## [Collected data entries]
_ _ _ _ _ _ _

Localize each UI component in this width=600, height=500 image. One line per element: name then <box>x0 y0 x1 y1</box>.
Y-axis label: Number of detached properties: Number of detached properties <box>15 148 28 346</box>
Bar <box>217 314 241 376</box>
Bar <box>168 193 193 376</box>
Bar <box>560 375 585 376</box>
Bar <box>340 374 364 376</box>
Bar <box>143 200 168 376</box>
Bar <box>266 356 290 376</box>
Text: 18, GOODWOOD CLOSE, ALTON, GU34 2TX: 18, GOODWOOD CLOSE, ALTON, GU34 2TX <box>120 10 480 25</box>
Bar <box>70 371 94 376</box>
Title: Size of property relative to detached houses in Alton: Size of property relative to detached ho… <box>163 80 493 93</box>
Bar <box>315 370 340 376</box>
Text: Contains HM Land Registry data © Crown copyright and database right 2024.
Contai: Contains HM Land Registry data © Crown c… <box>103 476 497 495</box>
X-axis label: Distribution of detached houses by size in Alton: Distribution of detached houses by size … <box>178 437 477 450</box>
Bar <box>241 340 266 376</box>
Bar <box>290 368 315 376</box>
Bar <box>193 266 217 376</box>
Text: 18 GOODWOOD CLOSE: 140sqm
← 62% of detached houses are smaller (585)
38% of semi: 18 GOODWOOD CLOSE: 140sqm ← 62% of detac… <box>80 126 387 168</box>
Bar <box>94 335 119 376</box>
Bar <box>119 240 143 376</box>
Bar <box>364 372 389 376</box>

_ _ _ _ _ _ _

## [PROBLEM TO SOLVE]
Return each line above that contains the string "Text", copied in full.

## [FINAL RESULT]
Text: 18, GOODWOOD CLOSE, ALTON, GU34 2TX: 18, GOODWOOD CLOSE, ALTON, GU34 2TX <box>120 10 480 25</box>
Text: Contains HM Land Registry data © Crown copyright and database right 2024.
Text: 18 GOODWOOD CLOSE: 140sqm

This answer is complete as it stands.